=== MATERIAL PROVIDED ===

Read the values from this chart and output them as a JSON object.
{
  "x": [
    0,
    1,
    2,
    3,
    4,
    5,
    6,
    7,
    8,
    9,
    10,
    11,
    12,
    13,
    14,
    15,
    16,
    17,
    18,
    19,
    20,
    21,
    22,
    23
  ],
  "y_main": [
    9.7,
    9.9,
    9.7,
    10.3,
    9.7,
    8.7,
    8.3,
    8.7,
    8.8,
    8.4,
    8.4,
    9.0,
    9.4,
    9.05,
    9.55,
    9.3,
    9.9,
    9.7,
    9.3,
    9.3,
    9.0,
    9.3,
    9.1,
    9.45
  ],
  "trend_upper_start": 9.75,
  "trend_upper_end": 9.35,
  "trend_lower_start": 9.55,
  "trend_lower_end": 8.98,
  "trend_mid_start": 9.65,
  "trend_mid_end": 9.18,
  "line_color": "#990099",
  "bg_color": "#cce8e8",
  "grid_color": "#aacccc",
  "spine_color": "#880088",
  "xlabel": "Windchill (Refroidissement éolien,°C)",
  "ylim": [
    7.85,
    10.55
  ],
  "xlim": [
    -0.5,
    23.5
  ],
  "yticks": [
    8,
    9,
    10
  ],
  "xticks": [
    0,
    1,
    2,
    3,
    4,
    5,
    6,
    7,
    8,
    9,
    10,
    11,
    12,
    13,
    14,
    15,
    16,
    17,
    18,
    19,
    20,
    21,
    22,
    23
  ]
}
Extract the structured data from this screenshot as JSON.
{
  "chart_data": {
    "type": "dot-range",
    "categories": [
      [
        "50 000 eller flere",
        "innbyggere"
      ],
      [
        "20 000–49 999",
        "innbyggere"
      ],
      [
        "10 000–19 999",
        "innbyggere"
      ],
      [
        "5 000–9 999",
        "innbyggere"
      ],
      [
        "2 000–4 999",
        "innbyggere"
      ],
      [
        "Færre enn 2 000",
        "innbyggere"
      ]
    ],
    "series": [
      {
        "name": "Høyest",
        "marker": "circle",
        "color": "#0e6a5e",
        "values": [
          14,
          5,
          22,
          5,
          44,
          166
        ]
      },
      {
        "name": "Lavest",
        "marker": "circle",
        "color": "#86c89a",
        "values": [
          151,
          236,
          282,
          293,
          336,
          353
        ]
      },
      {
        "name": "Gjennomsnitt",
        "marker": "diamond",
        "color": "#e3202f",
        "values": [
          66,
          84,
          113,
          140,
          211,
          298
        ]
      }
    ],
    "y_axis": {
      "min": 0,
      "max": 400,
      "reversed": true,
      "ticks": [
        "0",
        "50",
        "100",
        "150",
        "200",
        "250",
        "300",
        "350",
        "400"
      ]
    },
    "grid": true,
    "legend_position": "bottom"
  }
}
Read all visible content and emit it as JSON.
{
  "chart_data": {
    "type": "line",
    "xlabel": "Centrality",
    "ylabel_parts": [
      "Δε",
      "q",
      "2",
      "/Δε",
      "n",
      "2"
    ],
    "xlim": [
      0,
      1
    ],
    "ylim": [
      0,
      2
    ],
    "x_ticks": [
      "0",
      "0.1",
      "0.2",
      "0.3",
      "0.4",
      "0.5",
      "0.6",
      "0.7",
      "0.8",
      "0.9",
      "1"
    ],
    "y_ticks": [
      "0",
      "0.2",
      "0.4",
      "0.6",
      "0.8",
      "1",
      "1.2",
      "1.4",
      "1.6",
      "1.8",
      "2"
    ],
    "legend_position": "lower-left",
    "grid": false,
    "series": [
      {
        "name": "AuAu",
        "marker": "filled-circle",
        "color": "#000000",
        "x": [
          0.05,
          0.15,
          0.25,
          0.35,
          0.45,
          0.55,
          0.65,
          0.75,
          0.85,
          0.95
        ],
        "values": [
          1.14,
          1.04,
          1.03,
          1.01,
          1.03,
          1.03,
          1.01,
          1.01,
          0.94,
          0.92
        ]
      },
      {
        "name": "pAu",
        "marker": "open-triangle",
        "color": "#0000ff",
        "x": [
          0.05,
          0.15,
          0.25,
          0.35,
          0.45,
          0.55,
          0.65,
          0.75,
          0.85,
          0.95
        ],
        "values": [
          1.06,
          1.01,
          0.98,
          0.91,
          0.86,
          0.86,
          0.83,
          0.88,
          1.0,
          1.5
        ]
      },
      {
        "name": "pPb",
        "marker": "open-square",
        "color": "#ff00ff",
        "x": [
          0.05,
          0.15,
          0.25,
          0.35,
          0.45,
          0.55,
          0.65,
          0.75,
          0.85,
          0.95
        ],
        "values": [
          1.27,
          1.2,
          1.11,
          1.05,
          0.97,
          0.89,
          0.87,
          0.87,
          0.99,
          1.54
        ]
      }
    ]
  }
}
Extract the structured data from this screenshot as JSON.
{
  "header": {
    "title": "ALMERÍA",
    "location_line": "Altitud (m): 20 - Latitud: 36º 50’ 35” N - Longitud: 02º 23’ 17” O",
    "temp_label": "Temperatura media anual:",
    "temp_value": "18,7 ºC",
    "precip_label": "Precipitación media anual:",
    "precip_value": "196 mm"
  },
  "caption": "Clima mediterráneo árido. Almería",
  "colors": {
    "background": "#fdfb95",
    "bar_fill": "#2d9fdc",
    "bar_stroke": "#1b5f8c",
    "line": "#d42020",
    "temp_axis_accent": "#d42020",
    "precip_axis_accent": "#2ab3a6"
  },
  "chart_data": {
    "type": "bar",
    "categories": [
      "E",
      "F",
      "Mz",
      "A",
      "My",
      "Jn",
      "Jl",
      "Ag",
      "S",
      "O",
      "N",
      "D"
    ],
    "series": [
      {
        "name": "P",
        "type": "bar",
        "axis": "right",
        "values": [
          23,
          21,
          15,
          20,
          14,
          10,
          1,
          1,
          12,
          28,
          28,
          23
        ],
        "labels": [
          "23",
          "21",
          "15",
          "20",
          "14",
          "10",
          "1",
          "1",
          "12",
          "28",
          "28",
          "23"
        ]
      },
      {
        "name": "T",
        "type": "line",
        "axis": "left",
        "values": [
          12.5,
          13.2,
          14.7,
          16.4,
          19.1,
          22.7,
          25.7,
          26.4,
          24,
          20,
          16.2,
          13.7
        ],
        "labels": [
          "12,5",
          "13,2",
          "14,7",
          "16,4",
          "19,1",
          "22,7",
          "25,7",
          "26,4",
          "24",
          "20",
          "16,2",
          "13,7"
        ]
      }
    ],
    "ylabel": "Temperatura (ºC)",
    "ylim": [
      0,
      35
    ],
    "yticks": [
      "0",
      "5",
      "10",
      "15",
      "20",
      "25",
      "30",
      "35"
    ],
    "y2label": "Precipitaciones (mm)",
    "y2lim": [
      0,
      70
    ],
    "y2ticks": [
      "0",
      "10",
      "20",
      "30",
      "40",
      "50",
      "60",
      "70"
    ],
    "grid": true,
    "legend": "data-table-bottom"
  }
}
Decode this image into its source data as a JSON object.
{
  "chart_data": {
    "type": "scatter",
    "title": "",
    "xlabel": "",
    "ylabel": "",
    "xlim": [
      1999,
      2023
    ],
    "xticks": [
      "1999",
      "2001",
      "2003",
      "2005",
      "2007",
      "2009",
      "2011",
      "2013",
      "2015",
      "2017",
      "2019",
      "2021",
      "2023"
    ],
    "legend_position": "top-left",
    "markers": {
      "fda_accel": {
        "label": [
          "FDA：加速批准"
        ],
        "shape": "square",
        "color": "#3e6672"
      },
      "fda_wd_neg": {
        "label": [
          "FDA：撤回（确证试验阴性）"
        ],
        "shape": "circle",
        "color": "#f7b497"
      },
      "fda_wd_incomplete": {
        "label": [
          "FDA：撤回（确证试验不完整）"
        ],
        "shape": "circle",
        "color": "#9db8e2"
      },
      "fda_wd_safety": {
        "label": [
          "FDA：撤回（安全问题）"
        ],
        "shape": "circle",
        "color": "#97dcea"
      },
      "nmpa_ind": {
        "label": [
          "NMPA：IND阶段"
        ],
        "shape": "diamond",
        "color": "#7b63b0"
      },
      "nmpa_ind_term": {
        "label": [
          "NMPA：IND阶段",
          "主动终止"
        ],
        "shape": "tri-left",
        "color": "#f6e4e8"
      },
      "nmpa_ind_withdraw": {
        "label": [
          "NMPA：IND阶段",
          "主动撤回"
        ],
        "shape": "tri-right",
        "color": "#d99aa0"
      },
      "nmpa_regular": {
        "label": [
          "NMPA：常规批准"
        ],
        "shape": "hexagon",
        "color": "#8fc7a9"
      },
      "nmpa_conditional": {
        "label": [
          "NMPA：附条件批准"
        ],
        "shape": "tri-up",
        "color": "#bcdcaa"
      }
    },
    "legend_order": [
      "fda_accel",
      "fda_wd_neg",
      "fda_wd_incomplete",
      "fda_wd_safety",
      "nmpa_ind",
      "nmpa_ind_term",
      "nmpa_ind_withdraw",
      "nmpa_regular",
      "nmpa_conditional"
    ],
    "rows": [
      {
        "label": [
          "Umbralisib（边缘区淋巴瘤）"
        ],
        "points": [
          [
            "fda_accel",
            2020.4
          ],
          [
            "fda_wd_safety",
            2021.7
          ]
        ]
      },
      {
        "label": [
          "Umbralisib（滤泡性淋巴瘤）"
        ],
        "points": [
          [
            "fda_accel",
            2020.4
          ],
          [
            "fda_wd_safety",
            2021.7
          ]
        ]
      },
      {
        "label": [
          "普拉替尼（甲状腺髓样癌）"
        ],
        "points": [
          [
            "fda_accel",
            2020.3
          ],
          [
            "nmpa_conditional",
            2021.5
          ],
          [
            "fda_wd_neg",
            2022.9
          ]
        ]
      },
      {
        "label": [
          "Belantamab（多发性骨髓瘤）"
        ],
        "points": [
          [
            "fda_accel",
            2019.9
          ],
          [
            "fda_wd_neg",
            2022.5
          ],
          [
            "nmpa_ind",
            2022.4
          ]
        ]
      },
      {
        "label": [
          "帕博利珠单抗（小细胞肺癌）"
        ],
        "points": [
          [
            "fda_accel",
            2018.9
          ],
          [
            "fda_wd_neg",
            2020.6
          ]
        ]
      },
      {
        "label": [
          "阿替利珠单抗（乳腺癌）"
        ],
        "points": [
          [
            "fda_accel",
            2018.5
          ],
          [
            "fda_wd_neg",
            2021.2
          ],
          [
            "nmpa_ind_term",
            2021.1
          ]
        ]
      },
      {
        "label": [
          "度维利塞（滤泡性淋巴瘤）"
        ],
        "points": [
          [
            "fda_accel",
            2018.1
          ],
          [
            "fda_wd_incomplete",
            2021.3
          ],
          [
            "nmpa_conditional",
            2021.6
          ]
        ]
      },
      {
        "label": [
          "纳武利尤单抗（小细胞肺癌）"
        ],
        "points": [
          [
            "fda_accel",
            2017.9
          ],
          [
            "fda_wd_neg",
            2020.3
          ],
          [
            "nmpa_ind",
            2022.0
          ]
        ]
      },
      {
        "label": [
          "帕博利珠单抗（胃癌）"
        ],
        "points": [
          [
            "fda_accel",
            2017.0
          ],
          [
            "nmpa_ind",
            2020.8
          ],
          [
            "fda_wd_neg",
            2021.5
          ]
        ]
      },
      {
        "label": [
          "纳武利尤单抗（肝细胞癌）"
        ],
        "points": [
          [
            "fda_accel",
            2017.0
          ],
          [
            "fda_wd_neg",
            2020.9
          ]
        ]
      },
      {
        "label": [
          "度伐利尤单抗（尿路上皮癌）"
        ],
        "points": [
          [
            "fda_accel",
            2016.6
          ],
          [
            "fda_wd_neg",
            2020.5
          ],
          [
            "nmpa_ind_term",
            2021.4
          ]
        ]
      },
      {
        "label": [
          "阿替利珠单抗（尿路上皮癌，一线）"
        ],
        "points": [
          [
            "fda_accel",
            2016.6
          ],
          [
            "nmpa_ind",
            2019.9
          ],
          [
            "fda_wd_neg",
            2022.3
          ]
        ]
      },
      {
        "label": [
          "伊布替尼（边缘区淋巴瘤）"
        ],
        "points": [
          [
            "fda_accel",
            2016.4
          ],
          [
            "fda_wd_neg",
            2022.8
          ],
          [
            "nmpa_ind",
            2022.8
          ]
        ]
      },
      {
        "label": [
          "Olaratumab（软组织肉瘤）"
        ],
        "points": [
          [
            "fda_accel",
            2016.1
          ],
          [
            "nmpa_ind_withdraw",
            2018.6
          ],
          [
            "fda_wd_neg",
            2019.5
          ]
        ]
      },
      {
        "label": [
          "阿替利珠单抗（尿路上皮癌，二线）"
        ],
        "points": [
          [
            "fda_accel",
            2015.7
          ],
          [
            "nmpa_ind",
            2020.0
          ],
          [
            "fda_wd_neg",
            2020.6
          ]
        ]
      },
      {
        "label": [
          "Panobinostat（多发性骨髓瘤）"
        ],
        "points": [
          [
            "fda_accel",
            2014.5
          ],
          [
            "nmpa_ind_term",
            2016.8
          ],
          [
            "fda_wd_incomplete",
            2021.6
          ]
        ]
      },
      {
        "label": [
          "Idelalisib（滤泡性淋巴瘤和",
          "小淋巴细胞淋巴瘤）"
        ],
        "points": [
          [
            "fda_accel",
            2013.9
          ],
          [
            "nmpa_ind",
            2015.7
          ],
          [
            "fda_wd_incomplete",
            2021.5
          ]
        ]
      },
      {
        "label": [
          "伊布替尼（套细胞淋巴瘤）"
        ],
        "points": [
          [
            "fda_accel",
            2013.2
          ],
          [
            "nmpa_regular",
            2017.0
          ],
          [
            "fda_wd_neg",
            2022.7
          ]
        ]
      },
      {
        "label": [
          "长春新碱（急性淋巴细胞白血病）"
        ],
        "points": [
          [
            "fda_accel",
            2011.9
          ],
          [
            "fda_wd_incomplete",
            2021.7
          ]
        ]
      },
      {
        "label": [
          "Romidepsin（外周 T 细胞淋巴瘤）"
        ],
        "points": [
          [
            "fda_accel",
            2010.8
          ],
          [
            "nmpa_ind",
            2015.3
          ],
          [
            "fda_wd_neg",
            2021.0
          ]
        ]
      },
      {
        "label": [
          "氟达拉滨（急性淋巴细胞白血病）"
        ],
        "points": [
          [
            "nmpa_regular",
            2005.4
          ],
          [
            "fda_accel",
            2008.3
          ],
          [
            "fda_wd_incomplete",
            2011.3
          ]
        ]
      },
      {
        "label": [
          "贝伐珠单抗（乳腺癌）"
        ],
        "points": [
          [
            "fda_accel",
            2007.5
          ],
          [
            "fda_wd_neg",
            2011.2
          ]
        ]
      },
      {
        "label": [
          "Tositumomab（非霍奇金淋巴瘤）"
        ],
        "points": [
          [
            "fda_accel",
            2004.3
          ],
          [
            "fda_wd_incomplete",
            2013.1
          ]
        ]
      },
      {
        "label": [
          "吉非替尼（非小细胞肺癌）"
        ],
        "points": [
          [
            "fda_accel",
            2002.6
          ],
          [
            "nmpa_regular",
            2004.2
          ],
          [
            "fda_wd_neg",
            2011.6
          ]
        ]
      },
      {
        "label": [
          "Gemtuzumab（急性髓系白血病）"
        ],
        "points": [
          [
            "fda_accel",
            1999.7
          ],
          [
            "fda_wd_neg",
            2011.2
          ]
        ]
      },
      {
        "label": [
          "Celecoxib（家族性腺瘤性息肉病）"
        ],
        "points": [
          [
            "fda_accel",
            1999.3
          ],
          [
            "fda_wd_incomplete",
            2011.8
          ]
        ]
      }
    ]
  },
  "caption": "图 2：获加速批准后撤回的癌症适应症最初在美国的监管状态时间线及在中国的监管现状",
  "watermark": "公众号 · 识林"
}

===

### WRITTEN PROBLEM
Show all lines in the entries above where the word "Umbralisib" appears.

### THE COMPLETED TASK
          "Umbralisib（边缘区淋巴瘤）"
          "Umbralisib（滤泡性淋巴瘤）"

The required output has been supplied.